- TASK OBJECTIVE
Reproduce every entry exactly, without alteration.

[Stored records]
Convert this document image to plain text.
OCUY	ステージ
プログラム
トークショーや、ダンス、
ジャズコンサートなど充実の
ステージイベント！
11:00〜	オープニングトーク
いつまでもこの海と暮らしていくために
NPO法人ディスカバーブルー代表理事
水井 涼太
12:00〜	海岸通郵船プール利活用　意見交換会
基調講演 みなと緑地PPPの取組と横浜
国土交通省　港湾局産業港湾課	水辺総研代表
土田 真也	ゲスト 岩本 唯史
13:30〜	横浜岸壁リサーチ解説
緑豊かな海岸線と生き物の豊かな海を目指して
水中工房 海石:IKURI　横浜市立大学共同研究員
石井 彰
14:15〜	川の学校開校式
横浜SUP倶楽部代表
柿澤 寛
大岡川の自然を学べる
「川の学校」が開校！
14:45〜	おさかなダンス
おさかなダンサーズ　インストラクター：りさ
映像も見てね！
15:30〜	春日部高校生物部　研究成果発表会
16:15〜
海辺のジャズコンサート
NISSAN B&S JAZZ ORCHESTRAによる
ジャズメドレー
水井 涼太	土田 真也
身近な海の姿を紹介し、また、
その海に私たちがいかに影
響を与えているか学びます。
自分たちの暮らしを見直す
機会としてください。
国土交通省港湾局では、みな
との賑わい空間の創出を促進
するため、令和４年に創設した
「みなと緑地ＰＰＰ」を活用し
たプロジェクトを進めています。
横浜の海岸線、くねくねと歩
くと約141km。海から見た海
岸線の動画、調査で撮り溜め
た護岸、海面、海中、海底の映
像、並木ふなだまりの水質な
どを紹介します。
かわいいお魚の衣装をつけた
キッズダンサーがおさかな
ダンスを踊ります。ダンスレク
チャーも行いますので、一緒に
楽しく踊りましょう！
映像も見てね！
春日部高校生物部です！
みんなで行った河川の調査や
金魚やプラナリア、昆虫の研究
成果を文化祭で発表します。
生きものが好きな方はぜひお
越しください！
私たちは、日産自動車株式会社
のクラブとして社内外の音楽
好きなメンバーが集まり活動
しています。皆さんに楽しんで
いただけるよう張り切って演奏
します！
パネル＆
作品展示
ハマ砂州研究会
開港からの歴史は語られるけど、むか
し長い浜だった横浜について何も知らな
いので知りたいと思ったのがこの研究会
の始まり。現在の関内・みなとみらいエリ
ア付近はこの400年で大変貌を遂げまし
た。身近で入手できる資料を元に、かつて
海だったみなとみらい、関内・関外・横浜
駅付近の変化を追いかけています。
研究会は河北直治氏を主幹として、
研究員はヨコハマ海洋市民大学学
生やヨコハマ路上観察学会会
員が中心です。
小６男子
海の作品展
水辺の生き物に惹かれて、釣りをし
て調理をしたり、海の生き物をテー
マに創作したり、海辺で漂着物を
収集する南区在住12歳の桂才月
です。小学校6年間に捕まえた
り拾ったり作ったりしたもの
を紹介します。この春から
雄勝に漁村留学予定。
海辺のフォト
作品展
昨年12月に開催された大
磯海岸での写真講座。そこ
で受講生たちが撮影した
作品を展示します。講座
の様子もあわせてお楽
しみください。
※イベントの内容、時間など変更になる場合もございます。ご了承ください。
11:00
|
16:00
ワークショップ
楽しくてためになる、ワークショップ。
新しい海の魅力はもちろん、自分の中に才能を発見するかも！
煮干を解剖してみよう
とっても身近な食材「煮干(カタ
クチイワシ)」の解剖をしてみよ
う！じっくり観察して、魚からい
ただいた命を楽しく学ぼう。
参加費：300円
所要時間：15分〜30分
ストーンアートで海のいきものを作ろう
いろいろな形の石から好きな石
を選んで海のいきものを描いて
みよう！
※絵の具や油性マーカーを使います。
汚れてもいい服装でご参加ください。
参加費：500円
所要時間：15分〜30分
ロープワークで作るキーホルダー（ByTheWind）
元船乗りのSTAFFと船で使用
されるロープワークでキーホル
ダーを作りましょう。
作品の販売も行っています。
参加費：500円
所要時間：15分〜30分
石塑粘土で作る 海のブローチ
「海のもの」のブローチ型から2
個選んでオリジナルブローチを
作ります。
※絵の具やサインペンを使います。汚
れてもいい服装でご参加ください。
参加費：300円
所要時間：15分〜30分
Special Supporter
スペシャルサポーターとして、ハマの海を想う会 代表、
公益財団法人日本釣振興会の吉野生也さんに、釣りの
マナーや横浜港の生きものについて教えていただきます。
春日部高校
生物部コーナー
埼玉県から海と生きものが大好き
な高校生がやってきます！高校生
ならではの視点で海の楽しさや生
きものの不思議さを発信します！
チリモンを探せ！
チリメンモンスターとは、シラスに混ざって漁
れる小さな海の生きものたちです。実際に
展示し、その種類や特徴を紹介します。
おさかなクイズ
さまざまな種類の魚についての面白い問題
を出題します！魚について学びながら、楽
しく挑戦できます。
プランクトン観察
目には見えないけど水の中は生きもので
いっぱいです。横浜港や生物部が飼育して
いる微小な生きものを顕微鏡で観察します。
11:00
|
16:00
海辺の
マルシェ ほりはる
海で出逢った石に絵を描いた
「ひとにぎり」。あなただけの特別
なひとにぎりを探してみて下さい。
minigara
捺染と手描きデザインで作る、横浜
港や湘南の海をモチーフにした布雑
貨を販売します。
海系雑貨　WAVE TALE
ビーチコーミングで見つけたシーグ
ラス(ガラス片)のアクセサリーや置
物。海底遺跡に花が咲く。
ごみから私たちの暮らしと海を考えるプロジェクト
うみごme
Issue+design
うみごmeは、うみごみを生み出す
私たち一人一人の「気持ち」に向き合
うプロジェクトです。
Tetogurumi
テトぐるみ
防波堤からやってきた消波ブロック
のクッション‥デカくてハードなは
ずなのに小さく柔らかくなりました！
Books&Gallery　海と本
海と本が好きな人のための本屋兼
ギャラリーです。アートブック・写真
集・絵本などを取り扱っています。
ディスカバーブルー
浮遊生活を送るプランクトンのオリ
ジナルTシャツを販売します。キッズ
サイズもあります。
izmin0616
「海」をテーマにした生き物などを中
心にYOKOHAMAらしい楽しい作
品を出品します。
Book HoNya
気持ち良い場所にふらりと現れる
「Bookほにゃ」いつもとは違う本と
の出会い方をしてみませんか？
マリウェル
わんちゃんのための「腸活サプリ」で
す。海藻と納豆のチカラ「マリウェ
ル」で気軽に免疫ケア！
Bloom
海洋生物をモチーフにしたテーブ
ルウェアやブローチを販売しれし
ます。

- EXERCISE ANSWER
Convert this document image to plain text.
OCUY	ステージ
プログラム
トークショーや、ダンス、
ジャズコンサートなど充実の
ステージイベント！
11:00〜	オープニングトーク
いつまでもこの海と暮らしていくために
NPO法人ディスカバーブルー代表理事
水井 涼太
12:00〜	海岸通郵船プール利活用　意見交換会
基調講演 みなと緑地PPPの取組と横浜
国土交通省　港湾局産業港湾課	水辺総研代表
土田 真也	ゲスト 岩本 唯史
13:30〜	横浜岸壁リサーチ解説
緑豊かな海岸線と生き物の豊かな海を目指して
水中工房 海石:IKURI　横浜市立大学共同研究員
石井 彰
14:15〜	川の学校開校式
横浜SUP倶楽部代表
柿澤 寛
大岡川の自然を学べる
「川の学校」が開校！
14:45〜	おさかなダンス
おさかなダンサーズ　インストラクター：りさ
映像も見てね！
15:30〜	春日部高校生物部　研究成果発表会
16:15〜
海辺のジャズコンサート
NISSAN B&S JAZZ ORCHESTRAによる
ジャズメドレー
水井 涼太	土田 真也
身近な海の姿を紹介し、また、
その海に私たちがいかに影
響を与えているか学びます。
自分たちの暮らしを見直す
機会としてください。
国土交通省港湾局では、みな
との賑わい空間の創出を促進
するため、令和４年に創設した
「みなと緑地ＰＰＰ」を活用し
たプロジェクトを進めています。
横浜の海岸線、くねくねと歩
くと約141km。海から見た海
岸線の動画、調査で撮り溜め
た護岸、海面、海中、海底の映
像、並木ふなだまりの水質な
どを紹介します。
かわいいお魚の衣装をつけた
キッズダンサーがおさかな
ダンスを踊ります。ダンスレク
チャーも行いますので、一緒に
楽しく踊りましょう！
映像も見てね！
春日部高校生物部です！
みんなで行った河川の調査や
金魚やプラナリア、昆虫の研究
成果を文化祭で発表します。
生きものが好きな方はぜひお
越しください！
私たちは、日産自動車株式会社
のクラブとして社内外の音楽
好きなメンバーが集まり活動
しています。皆さんに楽しんで
いただけるよう張り切って演奏
します！
パネル＆
作品展示
ハマ砂州研究会
開港からの歴史は語られるけど、むか
し長い浜だった横浜について何も知らな
いので知りたいと思ったのがこの研究会
の始まり。現在の関内・みなとみらいエリ
ア付近はこの400年で大変貌を遂げまし
た。身近で入手できる資料を元に、かつて
海だったみなとみらい、関内・関外・横浜
駅付近の変化を追いかけています。
研究会は河北直治氏を主幹として、
研究員はヨコハマ海洋市民大学学
生やヨコハマ路上観察学会会
員が中心です。
小６男子
海の作品展
水辺の生き物に惹かれて、釣りをし
て調理をしたり、海の生き物をテー
マに創作したり、海辺で漂着物を
収集する南区在住12歳の桂才月
です。小学校6年間に捕まえた
り拾ったり作ったりしたもの
を紹介します。この春から
雄勝に漁村留学予定。
海辺のフォト
作品展
昨年12月に開催された大
磯海岸での写真講座。そこ
で受講生たちが撮影した
作品を展示します。講座
の様子もあわせてお楽
しみください。
※イベントの内容、時間など変更になる場合もございます。ご了承ください。
11:00
|
16:00
ワークショップ
楽しくてためになる、ワークショップ。
新しい海の魅力はもちろん、自分の中に才能を発見するかも！
煮干を解剖してみよう
とっても身近な食材「煮干(カタ
クチイワシ)」の解剖をしてみよ
う！じっくり観察して、魚からい
ただいた命を楽しく学ぼう。
参加費：300円
所要時間：15分〜30分
ストーンアートで海のいきものを作ろう
いろいろな形の石から好きな石
を選んで海のいきものを描いて
みよう！
※絵の具や油性マーカーを使います。
汚れてもいい服装でご参加ください。
参加費：500円
所要時間：15分〜30分
ロープワークで作るキーホルダー（ByTheWind）
元船乗りのSTAFFと船で使用
されるロープワークでキーホル
ダーを作りましょう。
作品の販売も行っています。
参加費：500円
所要時間：15分〜30分
石塑粘土で作る 海のブローチ
「海のもの」のブローチ型から2
個選んでオリジナルブローチを
作ります。
※絵の具やサインペンを使います。汚
れてもいい服装でご参加ください。
参加費：300円
所要時間：15分〜30分
Special Supporter
スペシャルサポーターとして、ハマの海を想う会 代表、
公益財団法人日本釣振興会の吉野生也さんに、釣りの
マナーや横浜港の生きものについて教えていただきます。
春日部高校
生物部コーナー
埼玉県から海と生きものが大好き
な高校生がやってきます！高校生
ならではの視点で海の楽しさや生
きものの不思議さを発信します！
チリモンを探せ！
チリメンモンスターとは、シラスに混ざって漁
れる小さな海の生きものたちです。実際に
展示し、その種類や特徴を紹介します。
おさかなクイズ
さまざまな種類の魚についての面白い問題
を出題します！魚について学びながら、楽
しく挑戦できます。
プランクトン観察
目には見えないけど水の中は生きもので
いっぱいです。横浜港や生物部が飼育して
いる微小な生きものを顕微鏡で観察します。
11:00
|
16:00
海辺の
マルシェ ほりはる
海で出逢った石に絵を描いた
「ひとにぎり」。あなただけの特別
なひとにぎりを探してみて下さい。
minigara
捺染と手描きデザインで作る、横浜
港や湘南の海をモチーフにした布雑
貨を販売します。
海系雑貨　WAVE TALE
ビーチコーミングで見つけたシーグ
ラス(ガラス片)のアクセサリーや置
物。海底遺跡に花が咲く。
ごみから私たちの暮らしと海を考えるプロジェクト
うみごme
Issue+design
うみごmeは、うみごみを生み出す
私たち一人一人の「気持ち」に向き合
うプロジェクトです。
Tetogurumi
テトぐるみ
防波堤からやってきた消波ブロック
のクッション‥デカくてハードなは
ずなのに小さく柔らかくなりました！
Books&Gallery　海と本
海と本が好きな人のための本屋兼
ギャラリーです。アートブック・写真
集・絵本などを取り扱っています。
ディスカバーブルー
浮遊生活を送るプランクトンのオリ
ジナルTシャツを販売します。キッズ
サイズもあります。
izmin0616
「海」をテーマにした生き物などを中
心にYOKOHAMAらしい楽しい作
品を出品します。
Book HoNya
気持ち良い場所にふらりと現れる
「Bookほにゃ」いつもとは違う本と
の出会い方をしてみませんか？
マリウェル
わんちゃんのための「腸活サプリ」で
す。海藻と納豆のチカラ「マリウェ
ル」で気軽に免疫ケア！
Bloom
海洋生物をモチーフにしたテーブ
ルウェアやブローチを販売しれし
ます。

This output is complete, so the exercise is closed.